**WHAT YOU WILL DO:**
Reproduce word for word the material from its first line through the line containing "Output each element", including both of those lines.
§
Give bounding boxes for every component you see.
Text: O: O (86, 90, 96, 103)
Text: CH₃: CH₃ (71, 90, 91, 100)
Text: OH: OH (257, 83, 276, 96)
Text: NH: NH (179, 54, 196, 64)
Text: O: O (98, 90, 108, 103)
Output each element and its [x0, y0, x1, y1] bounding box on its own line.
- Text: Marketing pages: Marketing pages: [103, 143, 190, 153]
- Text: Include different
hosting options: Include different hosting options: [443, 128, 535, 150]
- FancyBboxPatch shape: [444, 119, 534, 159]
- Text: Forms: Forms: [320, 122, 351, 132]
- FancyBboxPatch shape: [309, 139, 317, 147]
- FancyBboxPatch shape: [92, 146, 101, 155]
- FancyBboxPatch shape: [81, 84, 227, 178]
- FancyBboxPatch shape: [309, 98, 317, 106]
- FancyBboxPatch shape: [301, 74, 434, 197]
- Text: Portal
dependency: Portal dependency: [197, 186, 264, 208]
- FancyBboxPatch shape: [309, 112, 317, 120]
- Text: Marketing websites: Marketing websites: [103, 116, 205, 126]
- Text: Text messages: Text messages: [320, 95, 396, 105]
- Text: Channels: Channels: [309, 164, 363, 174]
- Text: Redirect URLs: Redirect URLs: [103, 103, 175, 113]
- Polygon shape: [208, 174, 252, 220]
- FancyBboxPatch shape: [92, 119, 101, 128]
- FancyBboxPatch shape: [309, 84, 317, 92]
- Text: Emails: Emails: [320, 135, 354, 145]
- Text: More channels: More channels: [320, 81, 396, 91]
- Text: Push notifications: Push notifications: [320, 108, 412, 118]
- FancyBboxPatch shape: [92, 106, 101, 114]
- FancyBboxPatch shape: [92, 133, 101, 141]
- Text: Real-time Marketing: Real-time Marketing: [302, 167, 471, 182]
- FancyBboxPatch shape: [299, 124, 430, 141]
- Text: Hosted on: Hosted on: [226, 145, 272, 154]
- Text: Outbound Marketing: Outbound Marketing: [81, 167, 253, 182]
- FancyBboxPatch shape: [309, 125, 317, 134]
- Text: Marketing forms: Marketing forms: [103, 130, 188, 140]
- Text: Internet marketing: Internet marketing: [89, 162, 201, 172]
§
**EXERCISE OUTPUT:**
Give bounding boxes for every component you see.
Text: O: O (86, 90, 96, 103)
Text: CH₃: CH₃ (71, 90, 91, 100)
Text: OH: OH (257, 83, 276, 96)
Text: NH: NH (179, 54, 196, 64)
Text: O: O (98, 90, 108, 103)
Output each element and its [x0, y0, x1, y1] bounding box on its own line.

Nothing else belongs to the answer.